Count the lines in the entries below that contain the string "title". Give only the number.

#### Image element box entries
^^^^

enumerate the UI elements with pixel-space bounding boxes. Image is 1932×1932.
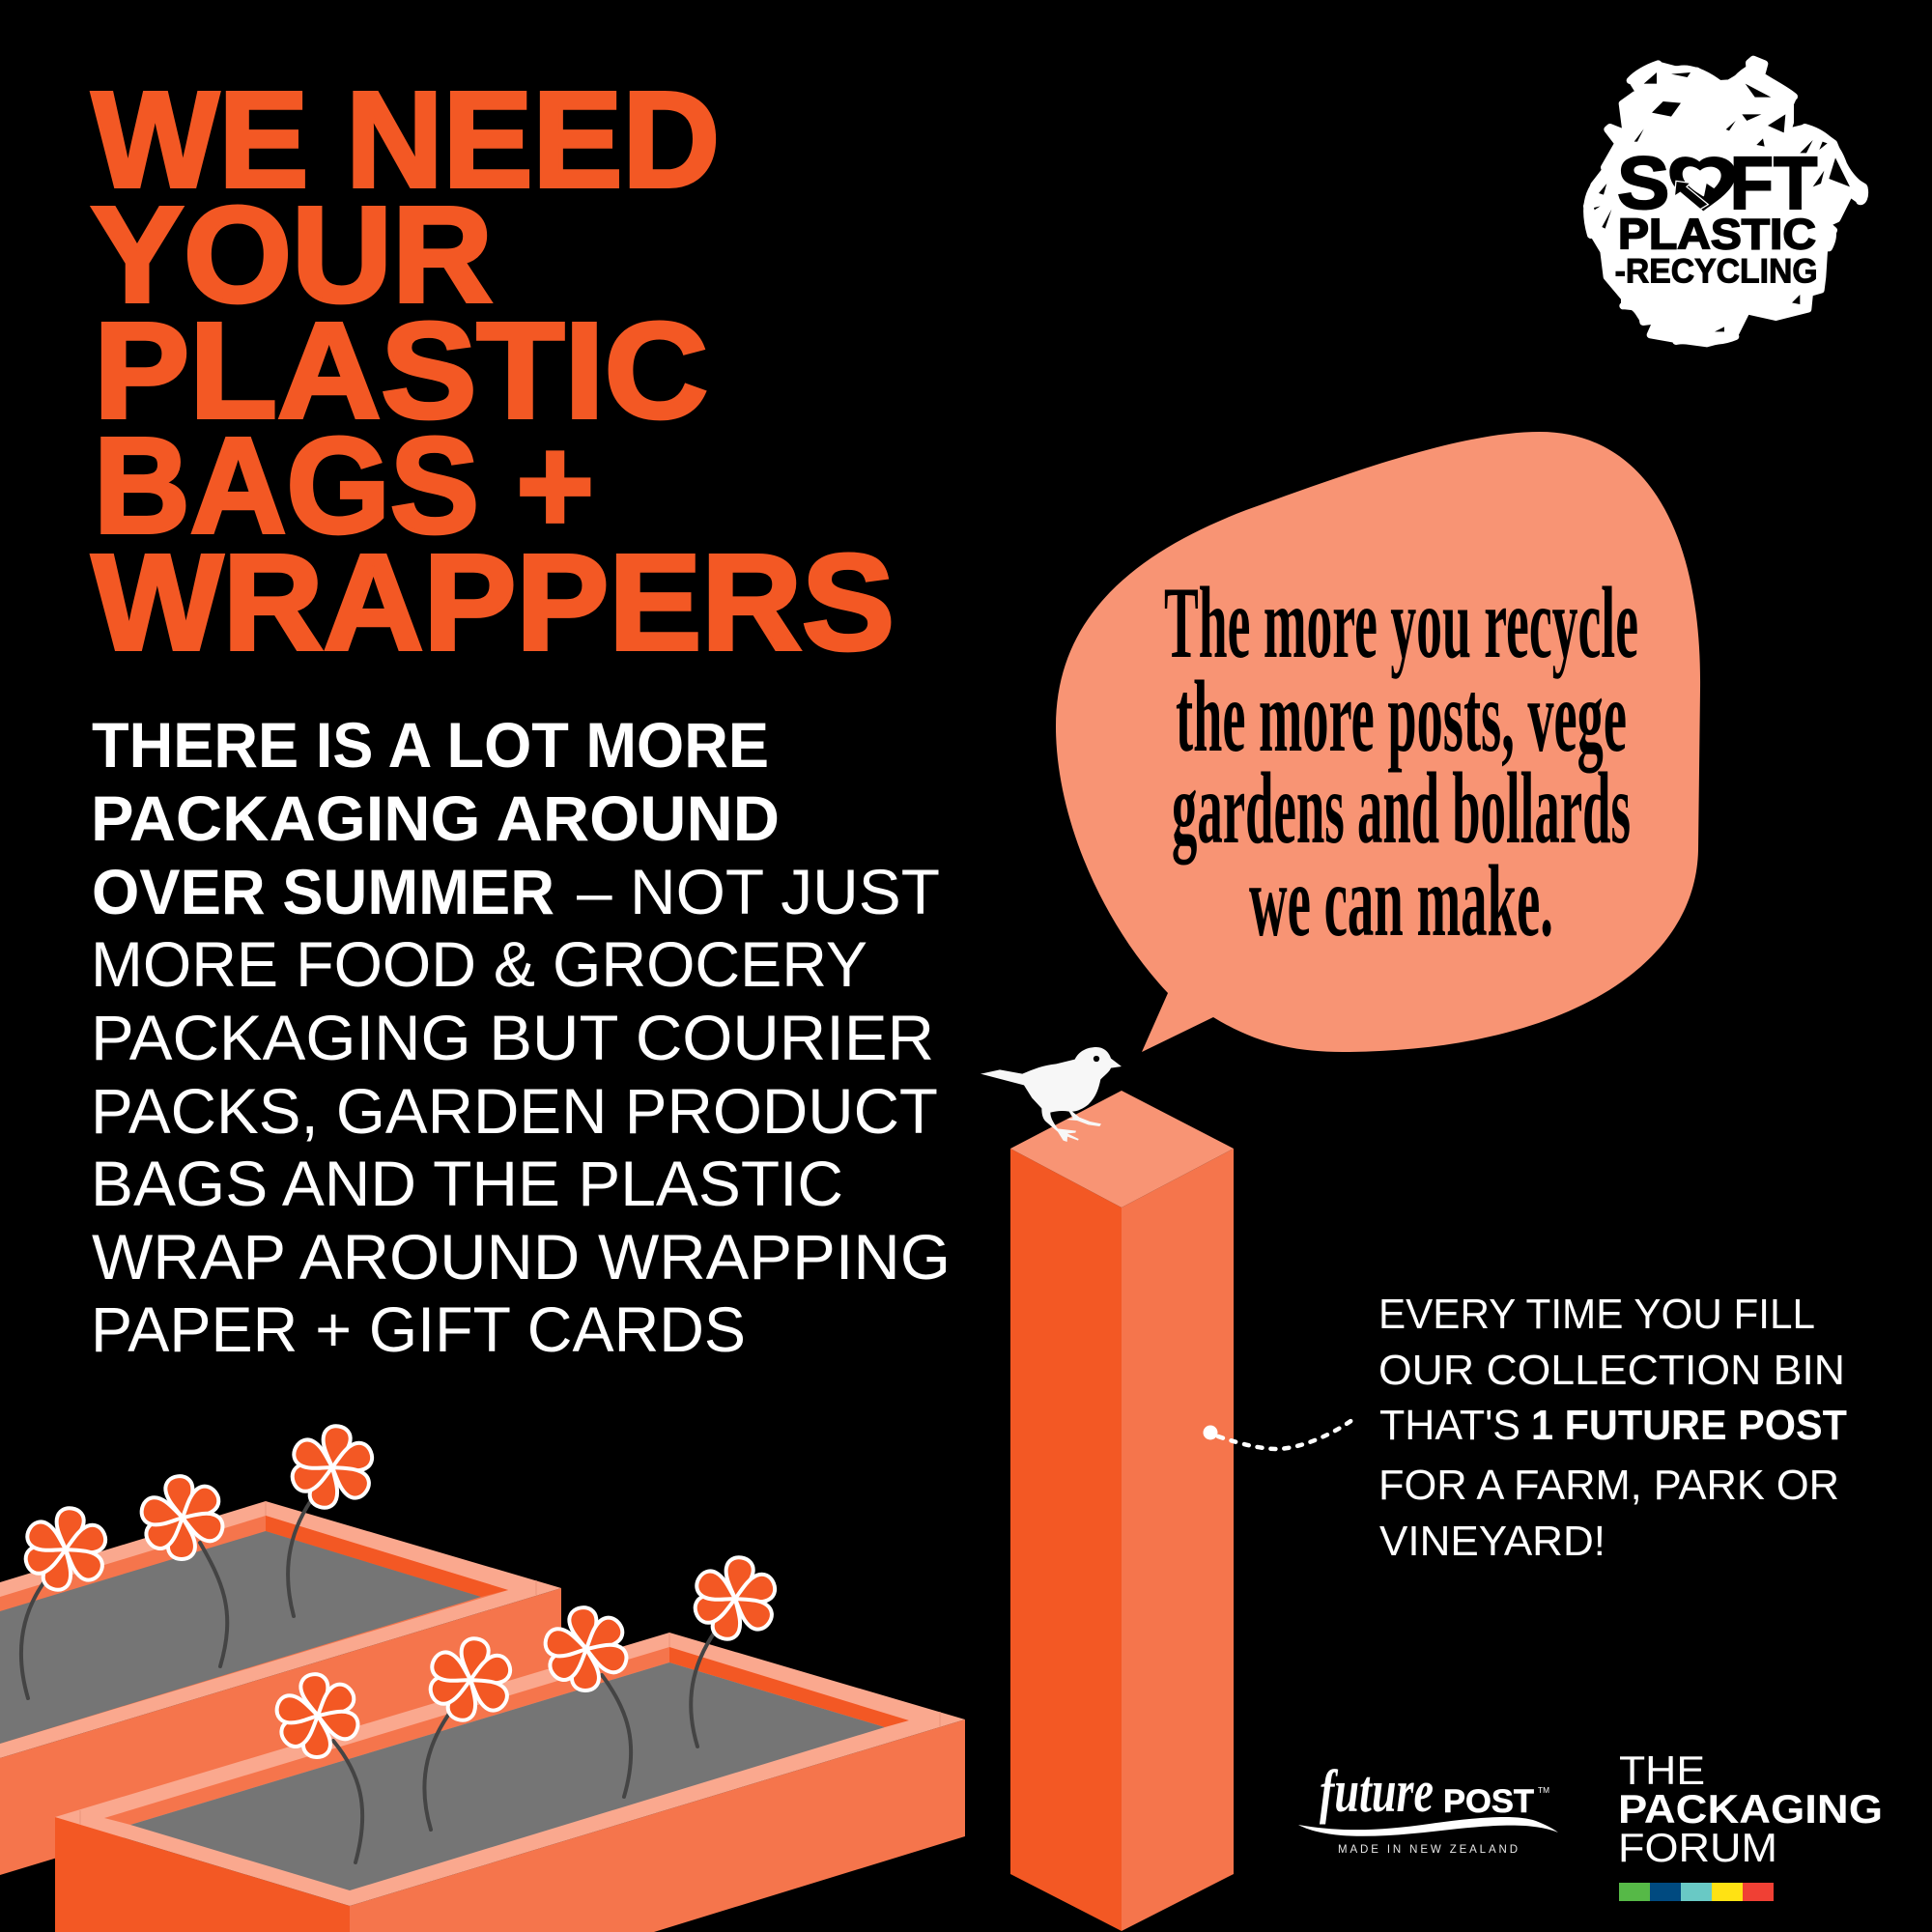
body text: BAGS AND THE PLASTIC xyxy=(91,1148,843,1219)
logo word: PLASTIC: PLASTIC xyxy=(1618,211,1816,258)
body text: WRAP AROUND WRAPPING xyxy=(92,1221,951,1293)
callout connector xyxy=(1204,1416,1357,1449)
callout text: THAT'S xyxy=(1379,1403,1520,1449)
callout text: EVERY TIME YOU FILL xyxy=(1378,1292,1815,1338)
title: PLASTIC xyxy=(94,294,708,446)
logo word: S: S xyxy=(1617,142,1669,225)
scribble loops xyxy=(1587,64,1864,341)
body text: MORE FOOD & GROCERY xyxy=(91,928,867,1000)
callout text: 1 FUTURE POST xyxy=(1531,1403,1847,1449)
body text: PACKAGING BUT COURIER xyxy=(91,1002,934,1073)
logo: the packaging forum: FORUM xyxy=(1618,1825,1777,1870)
logo: the packaging forum xyxy=(1618,1747,1883,1901)
body text: PAPER + GIFT CARDS xyxy=(91,1293,746,1365)
front planter xyxy=(55,1633,965,1932)
flowers xyxy=(15,1419,784,1764)
logo: future post: POST xyxy=(1443,1783,1534,1820)
logo: the packaging forum: PACKAGING xyxy=(1618,1786,1883,1832)
icon: bird xyxy=(980,1047,1122,1142)
logo word: RECYCLING: -RECYCLING xyxy=(1615,253,1818,291)
callout text: OUR COLLECTION BIN xyxy=(1378,1348,1845,1394)
scribble gaps xyxy=(1594,72,1850,331)
logo word: FT: FT xyxy=(1730,142,1817,225)
flower stems xyxy=(21,1493,721,1862)
callout text: VINEYARD! xyxy=(1379,1519,1605,1565)
title: BAGS + xyxy=(94,409,594,561)
speech bubble text: we can make. xyxy=(1249,844,1553,957)
back planter xyxy=(0,1501,561,1875)
colour bar xyxy=(1619,1883,1774,1901)
logo: future post: future xyxy=(1320,1759,1434,1825)
title: WE NEED xyxy=(92,63,720,215)
speech bubble xyxy=(1056,432,1700,1052)
body text xyxy=(91,709,951,1365)
body text: PACKS, GARDEN PRODUCT xyxy=(91,1075,938,1147)
logo: future post: TM xyxy=(1538,1786,1549,1795)
body text: THERE IS A LOT MORE xyxy=(92,709,769,781)
body text: – NOT JUST xyxy=(577,856,940,927)
logo heart xyxy=(1669,156,1736,211)
isometric post xyxy=(1010,1091,1234,1931)
logo: the packaging forum: THE xyxy=(1619,1747,1705,1793)
body text: OVER SUMMER xyxy=(92,856,554,927)
callout text xyxy=(1378,1292,1847,1565)
callout text: FOR A FARM, PARK OR xyxy=(1378,1463,1839,1509)
logo: future post xyxy=(1298,1759,1558,1856)
title: WRAPPERS xyxy=(92,526,895,678)
title: YOUR xyxy=(91,178,493,330)
logo: future post: MADE IN NEW ZEALAND xyxy=(1338,1844,1518,1856)
body text: PACKAGING AROUND xyxy=(91,782,780,854)
logo: soft plastic recycling xyxy=(1587,59,1864,344)
speech bubble text xyxy=(1164,566,1638,957)
title xyxy=(91,63,895,678)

^^^^

#### EXPECTED ANSWER
6